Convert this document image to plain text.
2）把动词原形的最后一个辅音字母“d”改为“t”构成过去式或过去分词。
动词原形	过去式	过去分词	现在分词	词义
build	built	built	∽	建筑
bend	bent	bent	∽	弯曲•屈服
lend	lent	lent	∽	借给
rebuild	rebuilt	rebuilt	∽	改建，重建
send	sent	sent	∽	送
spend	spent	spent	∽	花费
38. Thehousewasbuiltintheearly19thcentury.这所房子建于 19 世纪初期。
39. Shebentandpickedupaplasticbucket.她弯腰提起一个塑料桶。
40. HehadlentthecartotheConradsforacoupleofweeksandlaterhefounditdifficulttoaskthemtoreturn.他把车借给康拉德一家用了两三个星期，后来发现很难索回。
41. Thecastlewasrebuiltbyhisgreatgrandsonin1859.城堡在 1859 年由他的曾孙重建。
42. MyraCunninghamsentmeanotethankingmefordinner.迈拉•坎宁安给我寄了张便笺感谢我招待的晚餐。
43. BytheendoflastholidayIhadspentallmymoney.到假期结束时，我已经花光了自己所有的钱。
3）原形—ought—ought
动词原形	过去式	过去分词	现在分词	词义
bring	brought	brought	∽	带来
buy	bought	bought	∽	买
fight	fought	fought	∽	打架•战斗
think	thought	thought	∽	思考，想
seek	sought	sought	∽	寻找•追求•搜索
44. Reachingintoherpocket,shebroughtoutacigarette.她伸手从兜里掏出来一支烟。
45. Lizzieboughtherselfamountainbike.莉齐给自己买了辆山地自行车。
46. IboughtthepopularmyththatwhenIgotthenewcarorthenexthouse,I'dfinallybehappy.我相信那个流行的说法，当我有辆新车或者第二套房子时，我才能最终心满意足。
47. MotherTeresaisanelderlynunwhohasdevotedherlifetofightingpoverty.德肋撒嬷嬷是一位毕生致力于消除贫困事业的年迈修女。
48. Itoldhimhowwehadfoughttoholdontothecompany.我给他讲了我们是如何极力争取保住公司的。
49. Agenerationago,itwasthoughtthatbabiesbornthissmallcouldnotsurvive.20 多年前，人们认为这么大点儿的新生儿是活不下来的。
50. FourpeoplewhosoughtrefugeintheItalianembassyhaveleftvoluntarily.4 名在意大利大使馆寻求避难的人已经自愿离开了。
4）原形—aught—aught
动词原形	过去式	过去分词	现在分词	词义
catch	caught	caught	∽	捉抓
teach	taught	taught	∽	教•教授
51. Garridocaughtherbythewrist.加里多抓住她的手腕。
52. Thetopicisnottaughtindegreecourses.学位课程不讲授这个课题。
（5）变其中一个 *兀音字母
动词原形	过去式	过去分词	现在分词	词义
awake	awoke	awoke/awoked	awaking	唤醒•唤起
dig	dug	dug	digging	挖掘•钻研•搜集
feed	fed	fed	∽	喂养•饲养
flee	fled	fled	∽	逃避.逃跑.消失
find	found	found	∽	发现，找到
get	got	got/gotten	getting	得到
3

=-=-=-=-=

#### WHAT YOU SHOULD DO:
Reproduce each entry above exactly, keeping every word.

#### FULL RESPONSE:
Convert this document image to plain text.
2）把动词原形的最后一个辅音字母“d”改为“t”构成过去式或过去分词。
动词原形	过去式	过去分词	现在分词	词义
build	built	built	∽	建筑
bend	bent	bent	∽	弯曲•屈服
lend	lent	lent	∽	借给
rebuild	rebuilt	rebuilt	∽	改建，重建
send	sent	sent	∽	送
spend	spent	spent	∽	花费
38. Thehousewasbuiltintheearly19thcentury.这所房子建于 19 世纪初期。
39. Shebentandpickedupaplasticbucket.她弯腰提起一个塑料桶。
40. HehadlentthecartotheConradsforacoupleofweeksandlaterhefounditdifficulttoaskthemtoreturn.他把车借给康拉德一家用了两三个星期，后来发现很难索回。
41. Thecastlewasrebuiltbyhisgreatgrandsonin1859.城堡在 1859 年由他的曾孙重建。
42. MyraCunninghamsentmeanotethankingmefordinner.迈拉•坎宁安给我寄了张便笺感谢我招待的晚餐。
43. BytheendoflastholidayIhadspentallmymoney.到假期结束时，我已经花光了自己所有的钱。
3）原形—ought—ought
动词原形	过去式	过去分词	现在分词	词义
bring	brought	brought	∽	带来
buy	bought	bought	∽	买
fight	fought	fought	∽	打架•战斗
think	thought	thought	∽	思考，想
seek	sought	sought	∽	寻找•追求•搜索
44. Reachingintoherpocket,shebroughtoutacigarette.她伸手从兜里掏出来一支烟。
45. Lizzieboughtherselfamountainbike.莉齐给自己买了辆山地自行车。
46. IboughtthepopularmyththatwhenIgotthenewcarorthenexthouse,I'dfinallybehappy.我相信那个流行的说法，当我有辆新车或者第二套房子时，我才能最终心满意足。
47. MotherTeresaisanelderlynunwhohasdevotedherlifetofightingpoverty.德肋撒嬷嬷是一位毕生致力于消除贫困事业的年迈修女。
48. Itoldhimhowwehadfoughttoholdontothecompany.我给他讲了我们是如何极力争取保住公司的。
49. Agenerationago,itwasthoughtthatbabiesbornthissmallcouldnotsurvive.20 多年前，人们认为这么大点儿的新生儿是活不下来的。
50. FourpeoplewhosoughtrefugeintheItalianembassyhaveleftvoluntarily.4 名在意大利大使馆寻求避难的人已经自愿离开了。
4）原形—aught—aught
动词原形	过去式	过去分词	现在分词	词义
catch	caught	caught	∽	捉抓
teach	taught	taught	∽	教•教授
51. Garridocaughtherbythewrist.加里多抓住她的手腕。
52. Thetopicisnottaughtindegreecourses.学位课程不讲授这个课题。
（5）变其中一个 *兀音字母
动词原形	过去式	过去分词	现在分词	词义
awake	awoke	awoke/awoked	awaking	唤醒•唤起
dig	dug	dug	digging	挖掘•钻研•搜集
feed	fed	fed	∽	喂养•饲养
flee	fled	fled	∽	逃避.逃跑.消失
find	found	found	∽	发现，找到
get	got	got/gotten	getting	得到
3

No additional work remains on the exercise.